Go through the material and write it all out exactly, minus the pictures.

# start of RECORDS SHOWN

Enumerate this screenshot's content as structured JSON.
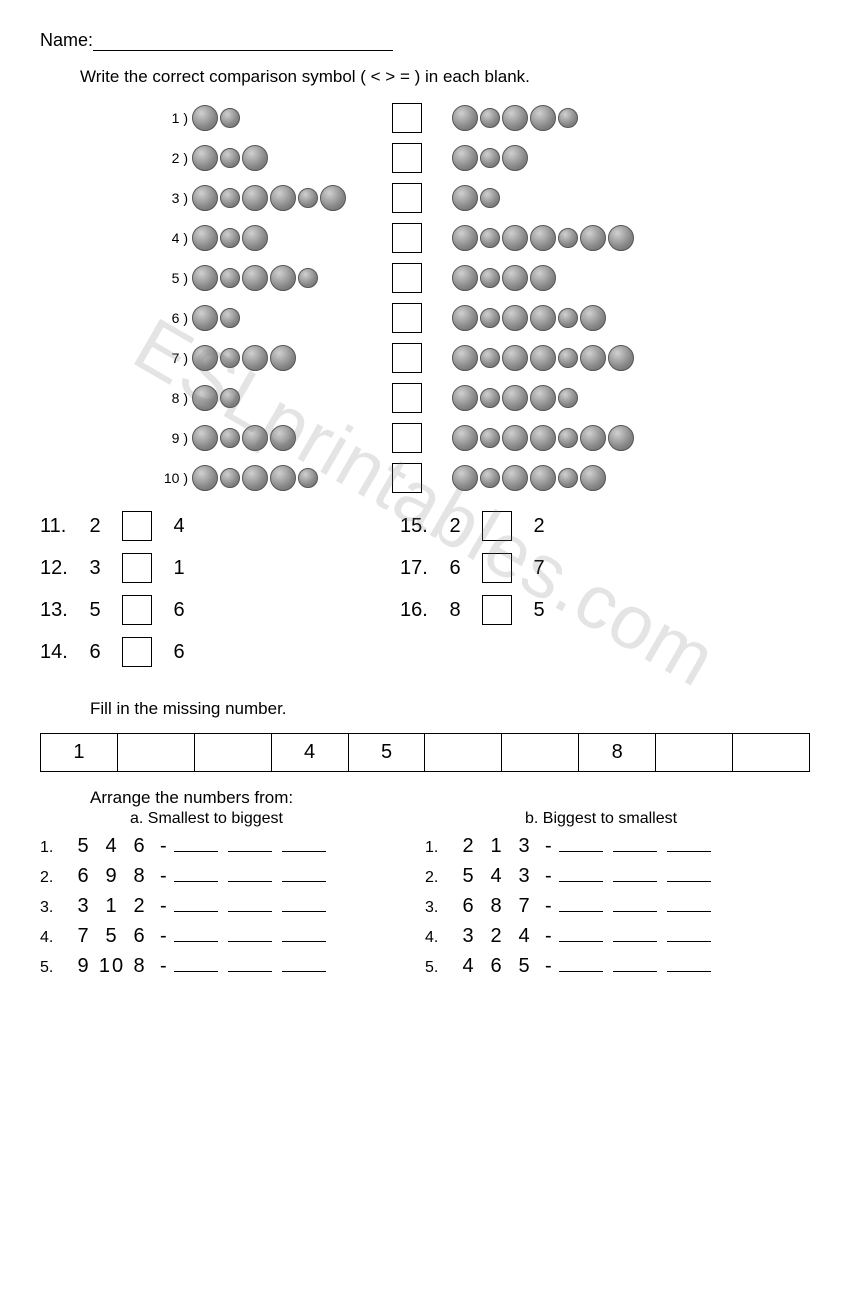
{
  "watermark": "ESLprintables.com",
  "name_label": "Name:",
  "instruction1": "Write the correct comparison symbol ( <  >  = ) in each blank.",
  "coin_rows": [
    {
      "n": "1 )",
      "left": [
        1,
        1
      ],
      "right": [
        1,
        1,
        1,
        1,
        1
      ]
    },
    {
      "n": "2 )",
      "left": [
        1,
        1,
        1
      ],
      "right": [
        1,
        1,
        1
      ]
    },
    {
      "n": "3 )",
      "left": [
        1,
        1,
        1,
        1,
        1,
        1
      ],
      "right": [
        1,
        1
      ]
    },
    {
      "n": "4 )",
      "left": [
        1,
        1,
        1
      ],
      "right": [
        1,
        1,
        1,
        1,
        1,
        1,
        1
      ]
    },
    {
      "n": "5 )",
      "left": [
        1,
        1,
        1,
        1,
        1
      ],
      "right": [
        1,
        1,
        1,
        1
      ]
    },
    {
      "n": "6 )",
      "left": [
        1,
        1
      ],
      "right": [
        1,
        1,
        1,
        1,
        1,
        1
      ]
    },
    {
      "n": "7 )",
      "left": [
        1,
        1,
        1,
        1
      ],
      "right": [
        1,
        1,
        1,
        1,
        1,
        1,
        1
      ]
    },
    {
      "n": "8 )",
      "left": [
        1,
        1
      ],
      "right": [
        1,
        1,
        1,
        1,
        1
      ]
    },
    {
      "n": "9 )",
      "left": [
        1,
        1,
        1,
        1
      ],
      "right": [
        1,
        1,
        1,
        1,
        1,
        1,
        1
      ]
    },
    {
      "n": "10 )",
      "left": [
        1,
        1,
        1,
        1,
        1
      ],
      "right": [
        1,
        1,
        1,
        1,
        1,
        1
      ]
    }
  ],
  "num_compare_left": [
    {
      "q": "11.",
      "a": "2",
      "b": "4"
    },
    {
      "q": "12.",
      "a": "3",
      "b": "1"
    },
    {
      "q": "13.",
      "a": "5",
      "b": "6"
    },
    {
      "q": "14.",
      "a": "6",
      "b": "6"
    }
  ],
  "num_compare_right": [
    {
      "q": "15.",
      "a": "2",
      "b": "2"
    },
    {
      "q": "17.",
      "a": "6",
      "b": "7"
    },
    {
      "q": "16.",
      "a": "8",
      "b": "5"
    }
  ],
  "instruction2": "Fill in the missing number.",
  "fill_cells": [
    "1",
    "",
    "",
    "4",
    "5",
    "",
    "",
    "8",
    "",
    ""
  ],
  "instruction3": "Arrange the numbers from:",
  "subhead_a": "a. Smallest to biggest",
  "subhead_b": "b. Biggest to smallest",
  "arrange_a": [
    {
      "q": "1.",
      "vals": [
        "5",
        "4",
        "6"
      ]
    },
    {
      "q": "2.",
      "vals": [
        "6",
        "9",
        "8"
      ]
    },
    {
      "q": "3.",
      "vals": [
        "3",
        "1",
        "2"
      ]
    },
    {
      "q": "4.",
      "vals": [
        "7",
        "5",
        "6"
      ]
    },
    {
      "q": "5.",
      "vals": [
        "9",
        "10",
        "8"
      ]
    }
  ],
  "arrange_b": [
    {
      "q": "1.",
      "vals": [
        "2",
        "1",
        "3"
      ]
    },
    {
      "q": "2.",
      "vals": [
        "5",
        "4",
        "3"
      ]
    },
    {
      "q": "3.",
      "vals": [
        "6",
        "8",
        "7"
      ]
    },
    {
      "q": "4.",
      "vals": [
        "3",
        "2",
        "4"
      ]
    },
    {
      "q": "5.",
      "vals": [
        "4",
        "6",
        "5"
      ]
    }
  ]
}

# end of RECORDS SHOWN

__SOLUTION TO THE EXERCISE__.
Enumerate this screenshot's content as structured JSON.
{
  "watermark": "ESLprintables.com",
  "name_label": "Name:",
  "instruction1": "Write the correct comparison symbol ( <  >  = ) in each blank.",
  "coin_rows": [
    {
      "n": "1 )",
      "left": [
        1,
        1
      ],
      "right": [
        1,
        1,
        1,
        1,
        1
      ]
    },
    {
      "n": "2 )",
      "left": [
        1,
        1,
        1
      ],
      "right": [
        1,
        1,
        1
      ]
    },
    {
      "n": "3 )",
      "left": [
        1,
        1,
        1,
        1,
        1,
        1
      ],
      "right": [
        1,
        1
      ]
    },
    {
      "n": "4 )",
      "left": [
        1,
        1,
        1
      ],
      "right": [
        1,
        1,
        1,
        1,
        1,
        1,
        1
      ]
    },
    {
      "n": "5 )",
      "left": [
        1,
        1,
        1,
        1,
        1
      ],
      "right": [
        1,
        1,
        1,
        1
      ]
    },
    {
      "n": "6 )",
      "left": [
        1,
        1
      ],
      "right": [
        1,
        1,
        1,
        1,
        1,
        1
      ]
    },
    {
      "n": "7 )",
      "left": [
        1,
        1,
        1,
        1
      ],
      "right": [
        1,
        1,
        1,
        1,
        1,
        1,
        1
      ]
    },
    {
      "n": "8 )",
      "left": [
        1,
        1
      ],
      "right": [
        1,
        1,
        1,
        1,
        1
      ]
    },
    {
      "n": "9 )",
      "left": [
        1,
        1,
        1,
        1
      ],
      "right": [
        1,
        1,
        1,
        1,
        1,
        1,
        1
      ]
    },
    {
      "n": "10 )",
      "left": [
        1,
        1,
        1,
        1,
        1
      ],
      "right": [
        1,
        1,
        1,
        1,
        1,
        1
      ]
    }
  ],
  "num_compare_left": [
    {
      "q": "11.",
      "a": "2",
      "b": "4"
    },
    {
      "q": "12.",
      "a": "3",
      "b": "1"
    },
    {
      "q": "13.",
      "a": "5",
      "b": "6"
    },
    {
      "q": "14.",
      "a": "6",
      "b": "6"
    }
  ],
  "num_compare_right": [
    {
      "q": "15.",
      "a": "2",
      "b": "2"
    },
    {
      "q": "17.",
      "a": "6",
      "b": "7"
    },
    {
      "q": "16.",
      "a": "8",
      "b": "5"
    }
  ],
  "instruction2": "Fill in the missing number.",
  "fill_cells": [
    "1",
    "",
    "",
    "4",
    "5",
    "",
    "",
    "8",
    "",
    ""
  ],
  "instruction3": "Arrange the numbers from:",
  "subhead_a": "a. Smallest to biggest",
  "subhead_b": "b. Biggest to smallest",
  "arrange_a": [
    {
      "q": "1.",
      "vals": [
        "5",
        "4",
        "6"
      ]
    },
    {
      "q": "2.",
      "vals": [
        "6",
        "9",
        "8"
      ]
    },
    {
      "q": "3.",
      "vals": [
        "3",
        "1",
        "2"
      ]
    },
    {
      "q": "4.",
      "vals": [
        "7",
        "5",
        "6"
      ]
    },
    {
      "q": "5.",
      "vals": [
        "9",
        "10",
        "8"
      ]
    }
  ],
  "arrange_b": [
    {
      "q": "1.",
      "vals": [
        "2",
        "1",
        "3"
      ]
    },
    {
      "q": "2.",
      "vals": [
        "5",
        "4",
        "3"
      ]
    },
    {
      "q": "3.",
      "vals": [
        "6",
        "8",
        "7"
      ]
    },
    {
      "q": "4.",
      "vals": [
        "3",
        "2",
        "4"
      ]
    },
    {
      "q": "5.",
      "vals": [
        "4",
        "6",
        "5"
      ]
    }
  ]
}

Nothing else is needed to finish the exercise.